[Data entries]

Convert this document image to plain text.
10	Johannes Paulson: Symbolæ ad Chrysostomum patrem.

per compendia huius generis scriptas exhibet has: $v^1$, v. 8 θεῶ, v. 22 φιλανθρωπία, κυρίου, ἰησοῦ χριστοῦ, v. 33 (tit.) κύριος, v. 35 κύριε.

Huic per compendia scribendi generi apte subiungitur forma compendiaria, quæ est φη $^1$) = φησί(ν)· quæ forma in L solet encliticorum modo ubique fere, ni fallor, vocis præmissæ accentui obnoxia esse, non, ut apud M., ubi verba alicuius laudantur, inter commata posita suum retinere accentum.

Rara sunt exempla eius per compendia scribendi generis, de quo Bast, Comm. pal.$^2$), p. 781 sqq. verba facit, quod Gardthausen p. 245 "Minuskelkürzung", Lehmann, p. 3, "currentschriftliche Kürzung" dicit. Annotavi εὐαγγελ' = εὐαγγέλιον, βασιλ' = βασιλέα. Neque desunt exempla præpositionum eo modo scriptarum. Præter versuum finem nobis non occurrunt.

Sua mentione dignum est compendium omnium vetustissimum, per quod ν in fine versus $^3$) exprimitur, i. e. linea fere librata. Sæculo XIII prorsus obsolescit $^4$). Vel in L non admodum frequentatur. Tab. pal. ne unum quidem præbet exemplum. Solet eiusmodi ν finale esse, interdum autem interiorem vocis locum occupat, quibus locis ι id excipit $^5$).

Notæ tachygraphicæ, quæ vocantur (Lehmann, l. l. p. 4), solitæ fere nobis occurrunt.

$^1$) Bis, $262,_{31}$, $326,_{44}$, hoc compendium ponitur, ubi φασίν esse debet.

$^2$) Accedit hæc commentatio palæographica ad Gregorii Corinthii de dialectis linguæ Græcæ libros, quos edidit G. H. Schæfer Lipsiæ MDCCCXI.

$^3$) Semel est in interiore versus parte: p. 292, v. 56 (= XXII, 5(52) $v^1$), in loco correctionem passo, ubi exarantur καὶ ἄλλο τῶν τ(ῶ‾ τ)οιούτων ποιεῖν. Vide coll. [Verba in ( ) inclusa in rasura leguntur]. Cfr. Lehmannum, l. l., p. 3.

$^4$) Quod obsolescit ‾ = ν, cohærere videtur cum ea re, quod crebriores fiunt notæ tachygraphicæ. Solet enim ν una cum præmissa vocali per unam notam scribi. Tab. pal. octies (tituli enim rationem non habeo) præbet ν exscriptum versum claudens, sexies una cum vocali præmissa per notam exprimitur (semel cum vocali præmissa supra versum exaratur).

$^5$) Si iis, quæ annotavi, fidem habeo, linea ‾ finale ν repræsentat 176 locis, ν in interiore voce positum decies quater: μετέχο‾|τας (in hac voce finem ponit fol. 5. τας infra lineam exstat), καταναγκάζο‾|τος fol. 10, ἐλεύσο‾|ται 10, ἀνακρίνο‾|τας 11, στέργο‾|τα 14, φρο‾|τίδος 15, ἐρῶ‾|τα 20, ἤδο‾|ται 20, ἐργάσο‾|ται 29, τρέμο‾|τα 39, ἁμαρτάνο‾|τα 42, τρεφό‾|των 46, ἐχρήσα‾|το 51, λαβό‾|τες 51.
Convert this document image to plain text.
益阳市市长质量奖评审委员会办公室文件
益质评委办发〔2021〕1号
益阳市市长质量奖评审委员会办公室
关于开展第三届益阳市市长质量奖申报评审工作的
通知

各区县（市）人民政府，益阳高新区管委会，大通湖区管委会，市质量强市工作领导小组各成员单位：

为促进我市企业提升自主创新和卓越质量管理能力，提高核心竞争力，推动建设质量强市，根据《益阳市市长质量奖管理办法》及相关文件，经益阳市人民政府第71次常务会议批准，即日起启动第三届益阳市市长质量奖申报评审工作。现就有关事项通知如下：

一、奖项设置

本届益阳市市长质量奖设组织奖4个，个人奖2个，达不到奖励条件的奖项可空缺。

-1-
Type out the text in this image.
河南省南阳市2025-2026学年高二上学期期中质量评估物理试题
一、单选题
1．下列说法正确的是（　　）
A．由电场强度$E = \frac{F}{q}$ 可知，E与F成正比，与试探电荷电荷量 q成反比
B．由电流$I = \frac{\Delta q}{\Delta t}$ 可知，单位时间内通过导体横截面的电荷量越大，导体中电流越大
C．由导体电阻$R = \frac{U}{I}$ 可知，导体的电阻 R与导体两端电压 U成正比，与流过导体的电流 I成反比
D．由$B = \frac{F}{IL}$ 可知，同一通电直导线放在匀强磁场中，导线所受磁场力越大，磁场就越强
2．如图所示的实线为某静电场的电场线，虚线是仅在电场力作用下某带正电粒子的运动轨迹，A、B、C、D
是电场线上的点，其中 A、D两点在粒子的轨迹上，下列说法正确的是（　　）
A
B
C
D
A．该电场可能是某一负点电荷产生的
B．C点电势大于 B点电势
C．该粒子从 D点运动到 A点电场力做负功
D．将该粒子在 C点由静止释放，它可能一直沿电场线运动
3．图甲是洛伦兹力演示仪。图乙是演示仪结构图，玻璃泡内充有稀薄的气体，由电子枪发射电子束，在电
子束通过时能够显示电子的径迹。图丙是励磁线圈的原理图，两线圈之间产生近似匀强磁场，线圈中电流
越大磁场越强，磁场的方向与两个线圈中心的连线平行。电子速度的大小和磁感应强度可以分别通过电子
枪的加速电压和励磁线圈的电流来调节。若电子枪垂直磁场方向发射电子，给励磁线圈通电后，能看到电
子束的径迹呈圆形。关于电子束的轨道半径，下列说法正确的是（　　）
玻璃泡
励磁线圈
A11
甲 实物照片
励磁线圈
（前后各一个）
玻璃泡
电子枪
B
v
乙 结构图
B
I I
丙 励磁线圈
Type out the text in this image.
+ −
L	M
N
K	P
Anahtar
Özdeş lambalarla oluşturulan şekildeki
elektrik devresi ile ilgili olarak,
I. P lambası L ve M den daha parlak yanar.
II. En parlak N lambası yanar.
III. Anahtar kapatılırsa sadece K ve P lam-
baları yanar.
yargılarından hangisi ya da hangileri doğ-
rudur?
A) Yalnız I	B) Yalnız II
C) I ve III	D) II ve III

> [The exercise]:
Could you transcribe the records in full, exactly?

> [Written answer]:
Convert this document image to plain text.
10	Johannes Paulson: Symbolæ ad Chrysostomum patrem.

per compendia huius generis scriptas exhibet has: $v^1$, v. 8 θεῶ, v. 22 φιλανθρωπία, κυρίου, ἰησοῦ χριστοῦ, v. 33 (tit.) κύριος, v. 35 κύριε.

Huic per compendia scribendi generi apte subiungitur forma compendiaria, quæ est φη $^1$) = φησί(ν)· quæ forma in L solet encliticorum modo ubique fere, ni fallor, vocis præmissæ accentui obnoxia esse, non, ut apud M., ubi verba alicuius laudantur, inter commata posita suum retinere accentum.

Rara sunt exempla eius per compendia scribendi generis, de quo Bast, Comm. pal.$^2$), p. 781 sqq. verba facit, quod Gardthausen p. 245 "Minuskelkürzung", Lehmann, p. 3, "currentschriftliche Kürzung" dicit. Annotavi εὐαγγελ' = εὐαγγέλιον, βασιλ' = βασιλέα. Neque desunt exempla præpositionum eo modo scriptarum. Præter versuum finem nobis non occurrunt.

Sua mentione dignum est compendium omnium vetustissimum, per quod ν in fine versus $^3$) exprimitur, i. e. linea fere librata. Sæculo XIII prorsus obsolescit $^4$). Vel in L non admodum frequentatur. Tab. pal. ne unum quidem præbet exemplum. Solet eiusmodi ν finale esse, interdum autem interiorem vocis locum occupat, quibus locis ι id excipit $^5$).

Notæ tachygraphicæ, quæ vocantur (Lehmann, l. l. p. 4), solitæ fere nobis occurrunt.

$^1$) Bis, $262,_{31}$, $326,_{44}$, hoc compendium ponitur, ubi φασίν esse debet.

$^2$) Accedit hæc commentatio palæographica ad Gregorii Corinthii de dialectis linguæ Græcæ libros, quos edidit G. H. Schæfer Lipsiæ MDCCCXI.

$^3$) Semel est in interiore versus parte: p. 292, v. 56 (= XXII, 5(52) $v^1$), in loco correctionem passo, ubi exarantur καὶ ἄλλο τῶν τ(ῶ‾ τ)οιούτων ποιεῖν. Vide coll. [Verba in ( ) inclusa in rasura leguntur]. Cfr. Lehmannum, l. l., p. 3.

$^4$) Quod obsolescit ‾ = ν, cohærere videtur cum ea re, quod crebriores fiunt notæ tachygraphicæ. Solet enim ν una cum præmissa vocali per unam notam scribi. Tab. pal. octies (tituli enim rationem non habeo) præbet ν exscriptum versum claudens, sexies una cum vocali præmissa per notam exprimitur (semel cum vocali præmissa supra versum exaratur).

$^5$) Si iis, quæ annotavi, fidem habeo, linea ‾ finale ν repræsentat 176 locis, ν in interiore voce positum decies quater: μετέχο‾|τας (in hac voce finem ponit fol. 5. τας infra lineam exstat), καταναγκάζο‾|τος fol. 10, ἐλεύσο‾|ται 10, ἀνακρίνο‾|τας 11, στέργο‾|τα 14, φρο‾|τίδος 15, ἐρῶ‾|τα 20, ἤδο‾|ται 20, ἐργάσο‾|ται 29, τρέμο‾|τα 39, ἁμαρτάνο‾|τα 42, τρεφό‾|των 46, ἐχρήσα‾|το 51, λαβό‾|τες 51.
Convert this document image to plain text.
益阳市市长质量奖评审委员会办公室文件
益质评委办发〔2021〕1号
益阳市市长质量奖评审委员会办公室
关于开展第三届益阳市市长质量奖申报评审工作的
通知

各区县（市）人民政府，益阳高新区管委会，大通湖区管委会，市质量强市工作领导小组各成员单位：

为促进我市企业提升自主创新和卓越质量管理能力，提高核心竞争力，推动建设质量强市，根据《益阳市市长质量奖管理办法》及相关文件，经益阳市人民政府第71次常务会议批准，即日起启动第三届益阳市市长质量奖申报评审工作。现就有关事项通知如下：

一、奖项设置

本届益阳市市长质量奖设组织奖4个，个人奖2个，达不到奖励条件的奖项可空缺。

-1-
Type out the text in this image.
河南省南阳市2025-2026学年高二上学期期中质量评估物理试题
一、单选题
1．下列说法正确的是（　　）
A．由电场强度$E = \frac{F}{q}$ 可知，E与F成正比，与试探电荷电荷量 q成反比
B．由电流$I = \frac{\Delta q}{\Delta t}$ 可知，单位时间内通过导体横截面的电荷量越大，导体中电流越大
C．由导体电阻$R = \frac{U}{I}$ 可知，导体的电阻 R与导体两端电压 U成正比，与流过导体的电流 I成反比
D．由$B = \frac{F}{IL}$ 可知，同一通电直导线放在匀强磁场中，导线所受磁场力越大，磁场就越强
2．如图所示的实线为某静电场的电场线，虚线是仅在电场力作用下某带正电粒子的运动轨迹，A、B、C、D
是电场线上的点，其中 A、D两点在粒子的轨迹上，下列说法正确的是（　　）
A
B
C
D
A．该电场可能是某一负点电荷产生的
B．C点电势大于 B点电势
C．该粒子从 D点运动到 A点电场力做负功
D．将该粒子在 C点由静止释放，它可能一直沿电场线运动
3．图甲是洛伦兹力演示仪。图乙是演示仪结构图，玻璃泡内充有稀薄的气体，由电子枪发射电子束，在电
子束通过时能够显示电子的径迹。图丙是励磁线圈的原理图，两线圈之间产生近似匀强磁场，线圈中电流
越大磁场越强，磁场的方向与两个线圈中心的连线平行。电子速度的大小和磁感应强度可以分别通过电子
枪的加速电压和励磁线圈的电流来调节。若电子枪垂直磁场方向发射电子，给励磁线圈通电后，能看到电
子束的径迹呈圆形。关于电子束的轨道半径，下列说法正确的是（　　）
玻璃泡
励磁线圈
A11
甲 实物照片
励磁线圈
（前后各一个）
玻璃泡
电子枪
B
v
乙 结构图
B
I I
丙 励磁线圈
Type out the text in this image.
+ −
L	M
N
K	P
Anahtar
Özdeş lambalarla oluşturulan şekildeki
elektrik devresi ile ilgili olarak,
I. P lambası L ve M den daha parlak yanar.
II. En parlak N lambası yanar.
III. Anahtar kapatılırsa sadece K ve P lam-
baları yanar.
yargılarından hangisi ya da hangileri doğ-
rudur?
A) Yalnız I	B) Yalnız II
C) I ve III	D) II ve III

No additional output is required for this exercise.